Records for this task start

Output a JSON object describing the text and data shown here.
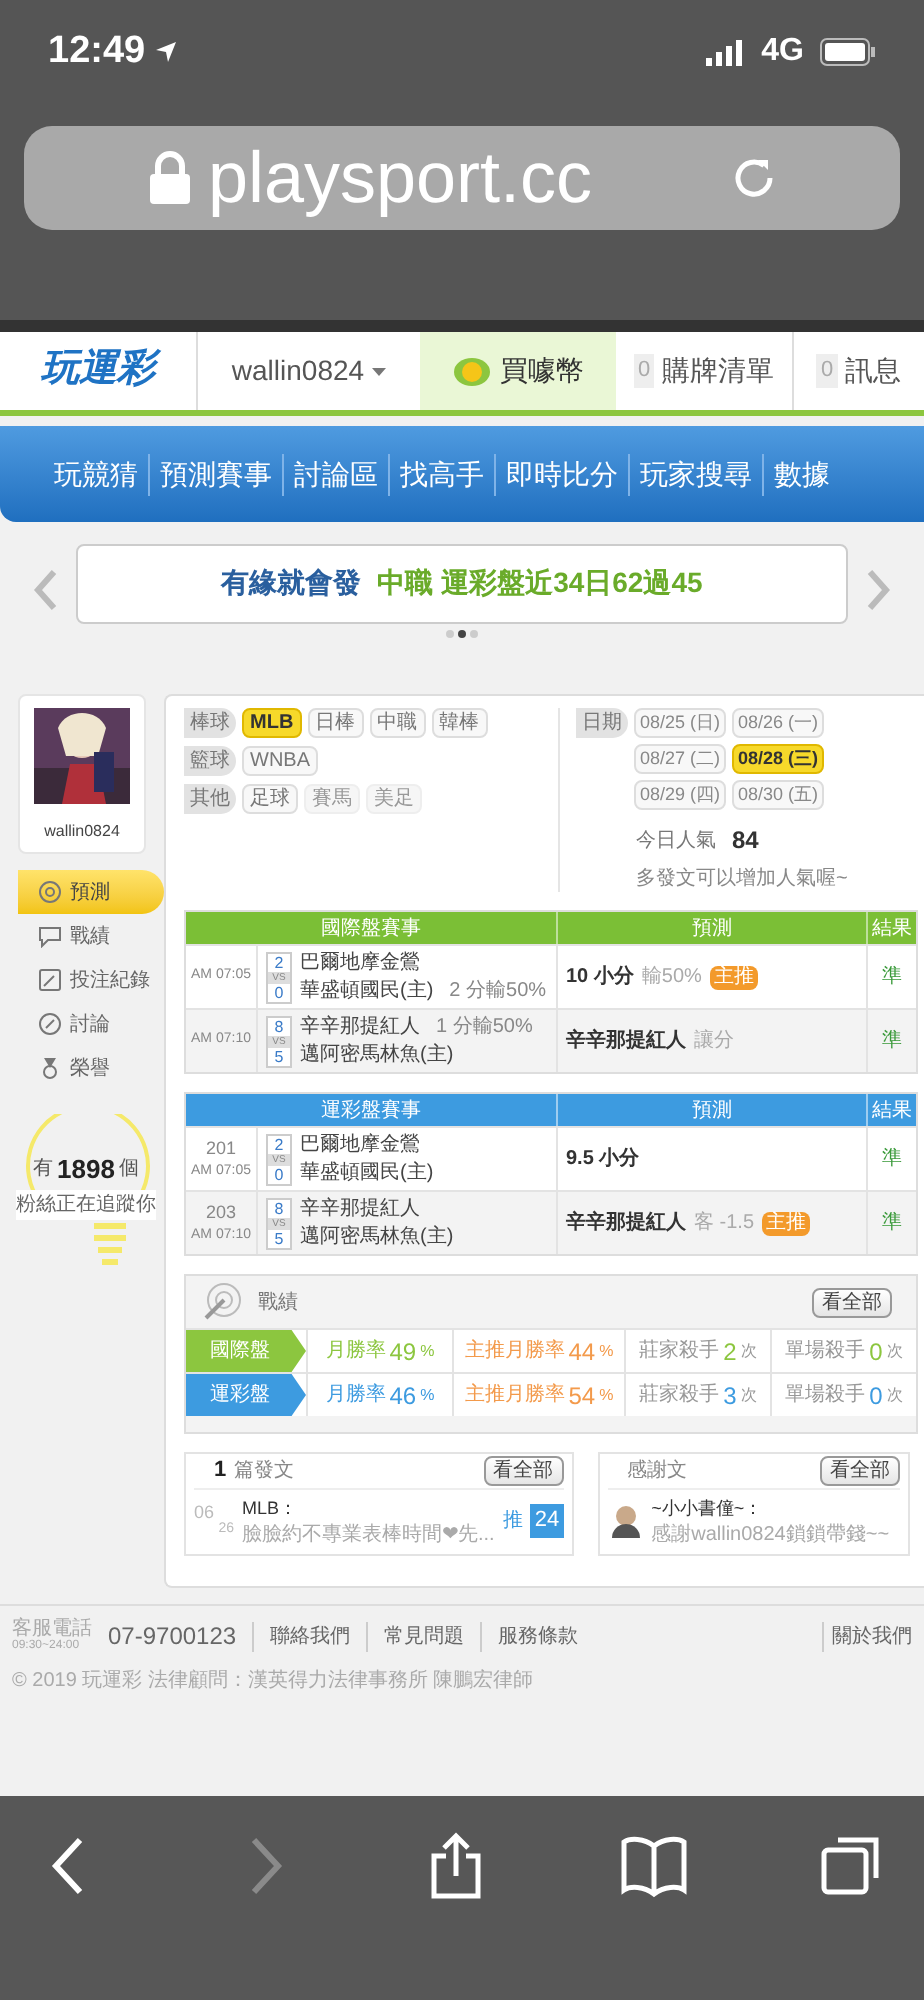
{
  "status_bar": {
    "time": "12:49",
    "network": "4G"
  },
  "browser": {
    "url": "playsport.cc"
  },
  "header": {
    "logo": "玩運彩",
    "username": "wallin0824",
    "coins_label": "買噱幣",
    "cart": {
      "count": "0",
      "label": "購牌清單"
    },
    "messages": {
      "count": "0",
      "label": "訊息"
    }
  },
  "nav": {
    "items": [
      "玩競猜",
      "預測賽事",
      "討論區",
      "找高手",
      "即時比分",
      "玩家搜尋",
      "數據"
    ]
  },
  "banner": {
    "lead": "有緣就會發",
    "highlight": "中職 運彩盤近34日62過45",
    "dots": [
      {
        "selected": false
      },
      {
        "selected": true
      },
      {
        "selected": false
      }
    ]
  },
  "profile": {
    "username": "wallin0824",
    "menu": [
      {
        "label": "預測",
        "kind": "target",
        "selected": true
      },
      {
        "label": "戰績",
        "kind": "chat",
        "selected": false
      },
      {
        "label": "投注紀錄",
        "kind": "pencil",
        "selected": false
      },
      {
        "label": "討論",
        "kind": "edit",
        "selected": false
      },
      {
        "label": "榮譽",
        "kind": "medal",
        "selected": false
      }
    ],
    "fans": {
      "prefix": "有",
      "count": "1898",
      "suffix": "個",
      "caption": "粉絲正在追蹤你"
    }
  },
  "filters": {
    "groups": [
      {
        "label": "棒球",
        "options": [
          {
            "label": "MLB",
            "selected": true,
            "disabled": false
          },
          {
            "label": "日棒",
            "selected": false,
            "disabled": false
          },
          {
            "label": "中職",
            "selected": false,
            "disabled": false
          },
          {
            "label": "韓棒",
            "selected": false,
            "disabled": false
          }
        ]
      },
      {
        "label": "籃球",
        "options": [
          {
            "label": "WNBA",
            "selected": false,
            "disabled": false
          }
        ]
      },
      {
        "label": "其他",
        "options": [
          {
            "label": "足球",
            "selected": false,
            "disabled": false
          },
          {
            "label": "賽馬",
            "selected": false,
            "disabled": true
          },
          {
            "label": "美足",
            "selected": false,
            "disabled": true
          }
        ]
      }
    ]
  },
  "dates": {
    "label": "日期",
    "items": [
      {
        "label": "08/25 (日)",
        "selected": false
      },
      {
        "label": "08/26 (一)",
        "selected": false
      },
      {
        "label": "08/27 (二)",
        "selected": false
      },
      {
        "label": "08/28 (三)",
        "selected": true
      },
      {
        "label": "08/29 (四)",
        "selected": false
      },
      {
        "label": "08/30 (五)",
        "selected": false
      }
    ]
  },
  "popularity": {
    "label": "今日人氣",
    "value": "84",
    "hint": "多發文可以增加人氣喔~"
  },
  "tables": [
    {
      "color": "#7bbf36",
      "columns": [
        "國際盤賽事",
        "預測",
        "結果"
      ],
      "rows": [
        {
          "time": "AM 07:05",
          "away_score": "2",
          "vs": "VS",
          "home_score": "0",
          "away": "巴爾地摩金鶯",
          "home": "華盛頓國民(主)",
          "home_line": "2 分輸50%",
          "pick": "10 小分",
          "pick_note": "輸50%",
          "badge": "主推",
          "result": "準"
        },
        {
          "time": "AM 07:10",
          "away_score": "8",
          "vs": "VS",
          "home_score": "5",
          "away": "辛辛那提紅人",
          "home": "邁阿密馬林魚(主)",
          "away_line": "1 分輸50%",
          "pick": "辛辛那提紅人",
          "pick_note": "讓分",
          "result": "準"
        }
      ]
    },
    {
      "color": "#3d9be0",
      "columns": [
        "運彩盤賽事",
        "預測",
        "結果"
      ],
      "rows": [
        {
          "number": "201",
          "time": "AM 07:05",
          "away_score": "2",
          "vs": "VS",
          "home_score": "0",
          "away": "巴爾地摩金鶯",
          "home": "華盛頓國民(主)",
          "pick": "9.5 小分",
          "result": "準"
        },
        {
          "number": "203",
          "time": "AM 07:10",
          "away_score": "8",
          "vs": "VS",
          "home_score": "5",
          "away": "辛辛那提紅人",
          "home": "邁阿密馬林魚(主)",
          "pick": "辛辛那提紅人",
          "pick_note": "客 -1.5",
          "badge": "主推",
          "result": "準"
        }
      ]
    }
  ],
  "stats": {
    "title": "戰績",
    "more": "看全部",
    "rows": [
      {
        "label": "國際盤",
        "color": "#8cc63f",
        "cells": [
          {
            "label": "月勝率",
            "value": "49",
            "unit": "%"
          },
          {
            "label": "主推月勝率",
            "value": "44",
            "unit": "%"
          },
          {
            "label": "莊家殺手",
            "value": "2",
            "unit": "次"
          },
          {
            "label": "單場殺手",
            "value": "0",
            "unit": "次"
          }
        ]
      },
      {
        "label": "運彩盤",
        "color": "#3d9be0",
        "cells": [
          {
            "label": "月勝率",
            "value": "46",
            "unit": "%"
          },
          {
            "label": "主推月勝率",
            "value": "54",
            "unit": "%"
          },
          {
            "label": "莊家殺手",
            "value": "3",
            "unit": "次"
          },
          {
            "label": "單場殺手",
            "value": "0",
            "unit": "次"
          }
        ]
      }
    ]
  },
  "posts": {
    "count": "1",
    "title": "篇發文",
    "more": "看全部",
    "items": [
      {
        "month": "06",
        "day": "26",
        "category": "MLB：",
        "excerpt": "臉臉約不專業表棒時間❤先...",
        "push_label": "推",
        "push": "24"
      }
    ]
  },
  "thanks": {
    "title": "感謝文",
    "more": "看全部",
    "items": [
      {
        "author": "~小小書僮~：",
        "text": "感謝wallin0824鎖鎖帶錢~~"
      }
    ]
  },
  "footer": {
    "phone_label": "客服電話",
    "hours": "09:30~24:00",
    "phone": "07-9700123",
    "links": [
      "聯絡我們",
      "常見問題",
      "服務條款"
    ],
    "about": "關於我們",
    "copyright": "© 2019 玩運彩 法律顧問：漢英得力法律事務所 陳鵬宏律師"
  }
}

Records for this task end

— Exercise —
Output the lines above in full and exactly as given, omitting any pictures.

— Finished answer —
Output a JSON object describing the text and data shown here.
{
  "status_bar": {
    "time": "12:49",
    "network": "4G"
  },
  "browser": {
    "url": "playsport.cc"
  },
  "header": {
    "logo": "玩運彩",
    "username": "wallin0824",
    "coins_label": "買噱幣",
    "cart": {
      "count": "0",
      "label": "購牌清單"
    },
    "messages": {
      "count": "0",
      "label": "訊息"
    }
  },
  "nav": {
    "items": [
      "玩競猜",
      "預測賽事",
      "討論區",
      "找高手",
      "即時比分",
      "玩家搜尋",
      "數據"
    ]
  },
  "banner": {
    "lead": "有緣就會發",
    "highlight": "中職 運彩盤近34日62過45",
    "dots": [
      {
        "selected": false
      },
      {
        "selected": true
      },
      {
        "selected": false
      }
    ]
  },
  "profile": {
    "username": "wallin0824",
    "menu": [
      {
        "label": "預測",
        "kind": "target",
        "selected": true
      },
      {
        "label": "戰績",
        "kind": "chat",
        "selected": false
      },
      {
        "label": "投注紀錄",
        "kind": "pencil",
        "selected": false
      },
      {
        "label": "討論",
        "kind": "edit",
        "selected": false
      },
      {
        "label": "榮譽",
        "kind": "medal",
        "selected": false
      }
    ],
    "fans": {
      "prefix": "有",
      "count": "1898",
      "suffix": "個",
      "caption": "粉絲正在追蹤你"
    }
  },
  "filters": {
    "groups": [
      {
        "label": "棒球",
        "options": [
          {
            "label": "MLB",
            "selected": true,
            "disabled": false
          },
          {
            "label": "日棒",
            "selected": false,
            "disabled": false
          },
          {
            "label": "中職",
            "selected": false,
            "disabled": false
          },
          {
            "label": "韓棒",
            "selected": false,
            "disabled": false
          }
        ]
      },
      {
        "label": "籃球",
        "options": [
          {
            "label": "WNBA",
            "selected": false,
            "disabled": false
          }
        ]
      },
      {
        "label": "其他",
        "options": [
          {
            "label": "足球",
            "selected": false,
            "disabled": false
          },
          {
            "label": "賽馬",
            "selected": false,
            "disabled": true
          },
          {
            "label": "美足",
            "selected": false,
            "disabled": true
          }
        ]
      }
    ]
  },
  "dates": {
    "label": "日期",
    "items": [
      {
        "label": "08/25 (日)",
        "selected": false
      },
      {
        "label": "08/26 (一)",
        "selected": false
      },
      {
        "label": "08/27 (二)",
        "selected": false
      },
      {
        "label": "08/28 (三)",
        "selected": true
      },
      {
        "label": "08/29 (四)",
        "selected": false
      },
      {
        "label": "08/30 (五)",
        "selected": false
      }
    ]
  },
  "popularity": {
    "label": "今日人氣",
    "value": "84",
    "hint": "多發文可以增加人氣喔~"
  },
  "tables": [
    {
      "color": "#7bbf36",
      "columns": [
        "國際盤賽事",
        "預測",
        "結果"
      ],
      "rows": [
        {
          "time": "AM 07:05",
          "away_score": "2",
          "vs": "VS",
          "home_score": "0",
          "away": "巴爾地摩金鶯",
          "home": "華盛頓國民(主)",
          "home_line": "2 分輸50%",
          "pick": "10 小分",
          "pick_note": "輸50%",
          "badge": "主推",
          "result": "準"
        },
        {
          "time": "AM 07:10",
          "away_score": "8",
          "vs": "VS",
          "home_score": "5",
          "away": "辛辛那提紅人",
          "home": "邁阿密馬林魚(主)",
          "away_line": "1 分輸50%",
          "pick": "辛辛那提紅人",
          "pick_note": "讓分",
          "result": "準"
        }
      ]
    },
    {
      "color": "#3d9be0",
      "columns": [
        "運彩盤賽事",
        "預測",
        "結果"
      ],
      "rows": [
        {
          "number": "201",
          "time": "AM 07:05",
          "away_score": "2",
          "vs": "VS",
          "home_score": "0",
          "away": "巴爾地摩金鶯",
          "home": "華盛頓國民(主)",
          "pick": "9.5 小分",
          "result": "準"
        },
        {
          "number": "203",
          "time": "AM 07:10",
          "away_score": "8",
          "vs": "VS",
          "home_score": "5",
          "away": "辛辛那提紅人",
          "home": "邁阿密馬林魚(主)",
          "pick": "辛辛那提紅人",
          "pick_note": "客 -1.5",
          "badge": "主推",
          "result": "準"
        }
      ]
    }
  ],
  "stats": {
    "title": "戰績",
    "more": "看全部",
    "rows": [
      {
        "label": "國際盤",
        "color": "#8cc63f",
        "cells": [
          {
            "label": "月勝率",
            "value": "49",
            "unit": "%"
          },
          {
            "label": "主推月勝率",
            "value": "44",
            "unit": "%"
          },
          {
            "label": "莊家殺手",
            "value": "2",
            "unit": "次"
          },
          {
            "label": "單場殺手",
            "value": "0",
            "unit": "次"
          }
        ]
      },
      {
        "label": "運彩盤",
        "color": "#3d9be0",
        "cells": [
          {
            "label": "月勝率",
            "value": "46",
            "unit": "%"
          },
          {
            "label": "主推月勝率",
            "value": "54",
            "unit": "%"
          },
          {
            "label": "莊家殺手",
            "value": "3",
            "unit": "次"
          },
          {
            "label": "單場殺手",
            "value": "0",
            "unit": "次"
          }
        ]
      }
    ]
  },
  "posts": {
    "count": "1",
    "title": "篇發文",
    "more": "看全部",
    "items": [
      {
        "month": "06",
        "day": "26",
        "category": "MLB：",
        "excerpt": "臉臉約不專業表棒時間❤先...",
        "push_label": "推",
        "push": "24"
      }
    ]
  },
  "thanks": {
    "title": "感謝文",
    "more": "看全部",
    "items": [
      {
        "author": "~小小書僮~：",
        "text": "感謝wallin0824鎖鎖帶錢~~"
      }
    ]
  },
  "footer": {
    "phone_label": "客服電話",
    "hours": "09:30~24:00",
    "phone": "07-9700123",
    "links": [
      "聯絡我們",
      "常見問題",
      "服務條款"
    ],
    "about": "關於我們",
    "copyright": "© 2019 玩運彩 法律顧問：漢英得力法律事務所 陳鵬宏律師"
  }
}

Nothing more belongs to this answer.